> [Task]:
Transcribe everything in the data word for word. Pictures are left out.

> [Supplied information]:
....................

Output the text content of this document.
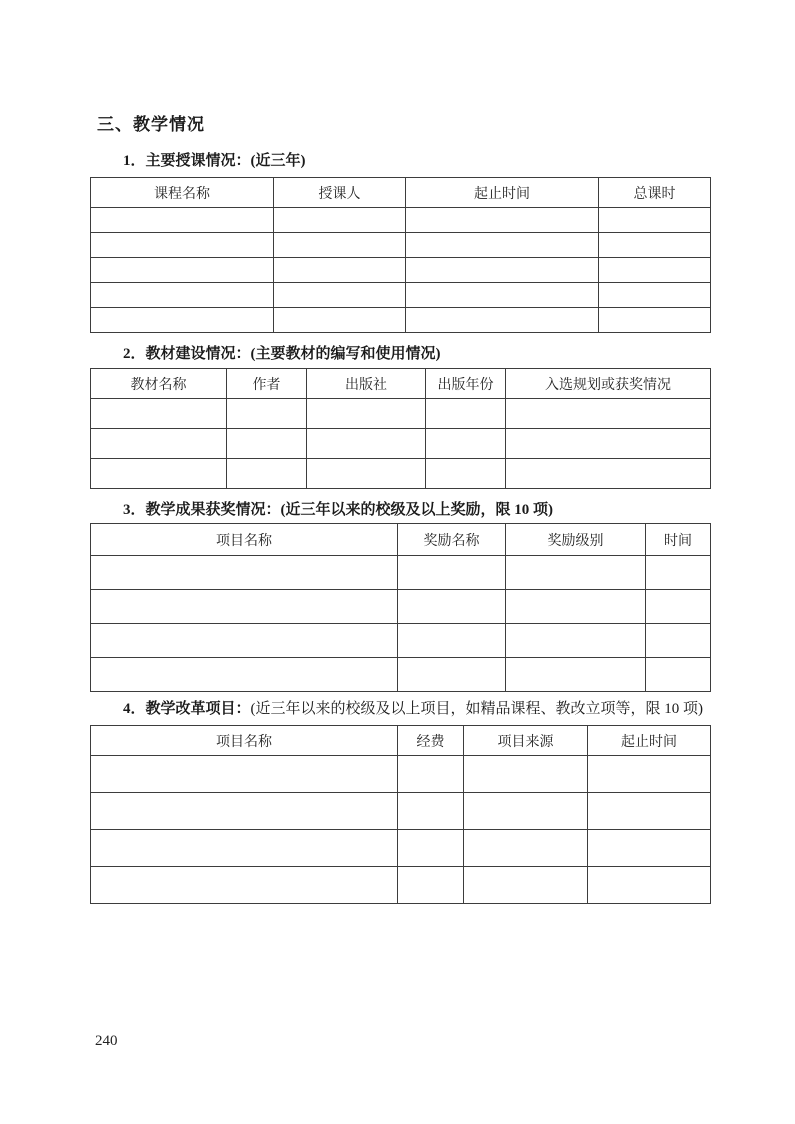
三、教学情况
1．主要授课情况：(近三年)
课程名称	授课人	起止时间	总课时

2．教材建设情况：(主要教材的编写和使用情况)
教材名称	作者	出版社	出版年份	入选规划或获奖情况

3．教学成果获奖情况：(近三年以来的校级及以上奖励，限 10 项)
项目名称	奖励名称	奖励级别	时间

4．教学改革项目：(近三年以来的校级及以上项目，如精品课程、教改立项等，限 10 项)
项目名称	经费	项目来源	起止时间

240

....................

> [Completed task]:
Output the text content of this document.
三、教学情况
1．主要授课情况：(近三年)
课程名称	授课人	起止时间	总课时

2．教材建设情况：(主要教材的编写和使用情况)
教材名称	作者	出版社	出版年份	入选规划或获奖情况

3．教学成果获奖情况：(近三年以来的校级及以上奖励，限 10 项)
项目名称	奖励名称	奖励级别	时间

4．教学改革项目：(近三年以来的校级及以上项目，如精品课程、教改立项等，限 10 项)
项目名称	经费	项目来源	起止时间

240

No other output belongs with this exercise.